## begin

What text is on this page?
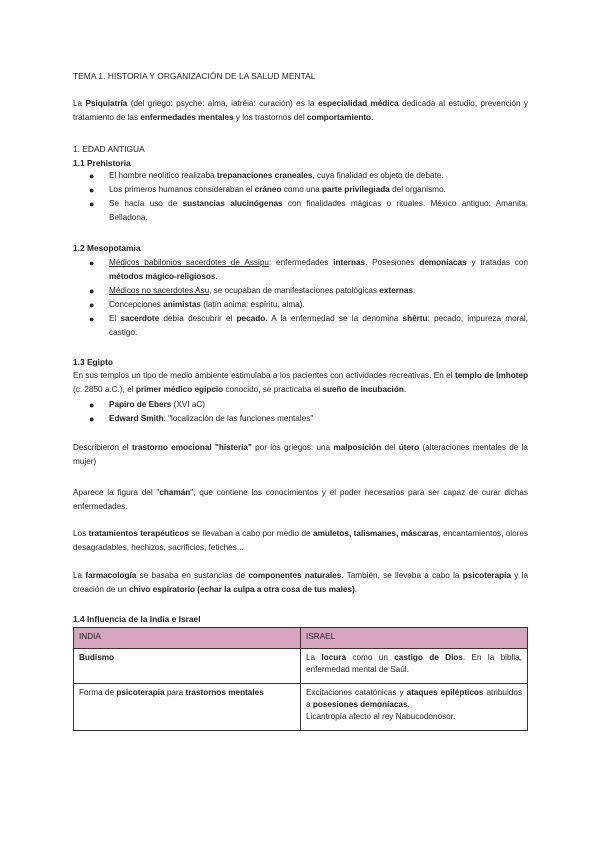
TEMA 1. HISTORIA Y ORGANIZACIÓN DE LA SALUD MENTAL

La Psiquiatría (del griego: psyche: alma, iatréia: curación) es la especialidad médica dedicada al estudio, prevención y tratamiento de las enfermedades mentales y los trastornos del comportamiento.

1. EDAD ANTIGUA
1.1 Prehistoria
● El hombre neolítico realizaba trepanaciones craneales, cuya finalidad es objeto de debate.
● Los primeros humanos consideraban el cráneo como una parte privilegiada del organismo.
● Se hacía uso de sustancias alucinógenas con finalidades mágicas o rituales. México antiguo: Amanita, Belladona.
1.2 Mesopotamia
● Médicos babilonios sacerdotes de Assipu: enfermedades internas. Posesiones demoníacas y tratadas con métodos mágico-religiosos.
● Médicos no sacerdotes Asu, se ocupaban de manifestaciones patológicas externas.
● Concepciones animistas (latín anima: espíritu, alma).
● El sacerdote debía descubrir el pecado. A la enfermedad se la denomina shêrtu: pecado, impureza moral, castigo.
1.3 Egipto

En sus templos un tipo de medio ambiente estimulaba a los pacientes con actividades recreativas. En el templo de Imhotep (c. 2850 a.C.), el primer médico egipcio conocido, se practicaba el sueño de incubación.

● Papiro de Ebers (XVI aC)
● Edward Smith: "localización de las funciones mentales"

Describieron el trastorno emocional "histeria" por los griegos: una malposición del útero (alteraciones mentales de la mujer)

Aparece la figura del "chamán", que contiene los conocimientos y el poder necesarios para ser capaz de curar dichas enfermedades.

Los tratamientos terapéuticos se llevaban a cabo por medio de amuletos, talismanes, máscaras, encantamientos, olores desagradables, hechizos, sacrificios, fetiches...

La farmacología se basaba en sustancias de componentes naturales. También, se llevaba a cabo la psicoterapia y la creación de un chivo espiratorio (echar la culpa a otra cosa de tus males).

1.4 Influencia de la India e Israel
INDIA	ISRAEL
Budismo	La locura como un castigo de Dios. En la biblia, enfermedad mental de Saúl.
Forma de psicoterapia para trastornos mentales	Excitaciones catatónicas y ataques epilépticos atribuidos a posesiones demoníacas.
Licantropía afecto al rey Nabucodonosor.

## end
## begin

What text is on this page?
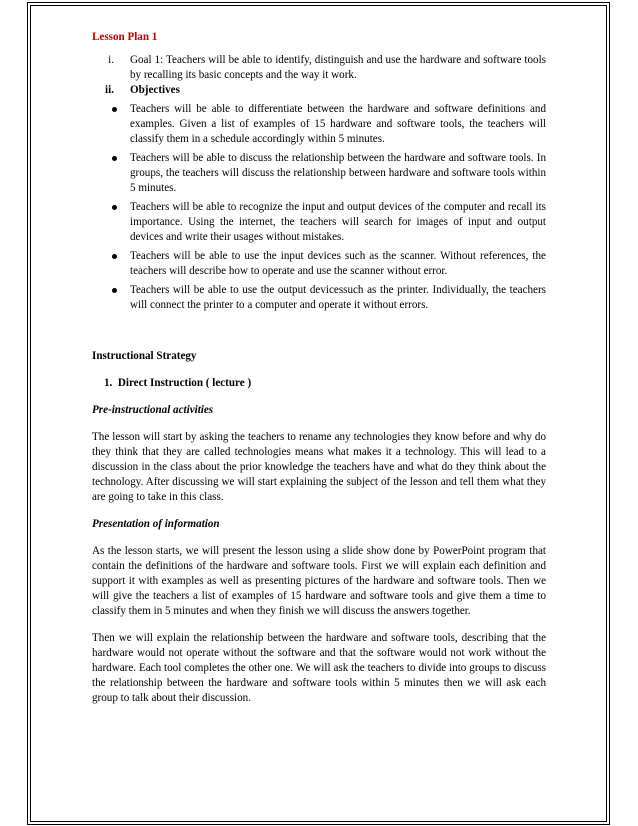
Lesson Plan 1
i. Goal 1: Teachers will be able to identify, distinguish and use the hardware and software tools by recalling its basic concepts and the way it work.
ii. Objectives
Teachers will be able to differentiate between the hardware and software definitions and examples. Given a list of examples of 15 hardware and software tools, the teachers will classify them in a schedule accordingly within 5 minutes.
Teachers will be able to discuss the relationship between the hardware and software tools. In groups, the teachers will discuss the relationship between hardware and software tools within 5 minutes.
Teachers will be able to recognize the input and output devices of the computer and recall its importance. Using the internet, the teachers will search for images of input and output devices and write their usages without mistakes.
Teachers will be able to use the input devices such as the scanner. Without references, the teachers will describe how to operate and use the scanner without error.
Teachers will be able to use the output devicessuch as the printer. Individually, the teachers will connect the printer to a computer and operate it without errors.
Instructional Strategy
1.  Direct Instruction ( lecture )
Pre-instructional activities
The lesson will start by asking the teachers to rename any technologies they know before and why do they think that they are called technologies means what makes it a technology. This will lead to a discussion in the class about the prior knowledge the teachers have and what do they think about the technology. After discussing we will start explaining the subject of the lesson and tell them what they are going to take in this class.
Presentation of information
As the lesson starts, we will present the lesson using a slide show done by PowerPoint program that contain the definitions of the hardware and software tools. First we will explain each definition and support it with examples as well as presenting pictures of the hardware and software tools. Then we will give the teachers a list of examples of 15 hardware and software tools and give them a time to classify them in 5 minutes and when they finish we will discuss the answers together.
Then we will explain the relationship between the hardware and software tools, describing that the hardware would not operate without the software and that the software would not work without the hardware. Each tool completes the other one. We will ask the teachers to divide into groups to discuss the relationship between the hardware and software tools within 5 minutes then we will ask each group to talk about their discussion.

## end

Your instructions:
Filter the records above for "cabo" and copy every matching line.

Complete response:
Los tratamientos terapéuticos se llevaban a cabo por medio de amuletos, talismanes, máscaras, encantamientos, olores desagradables, hechizos, sacrificios, fetiches...
La farmacología se basaba en sustancias de componentes naturales. También, se llevaba a cabo la psicoterapia y la creación de un chivo espiratorio (echar la culpa a otra cosa de tus males).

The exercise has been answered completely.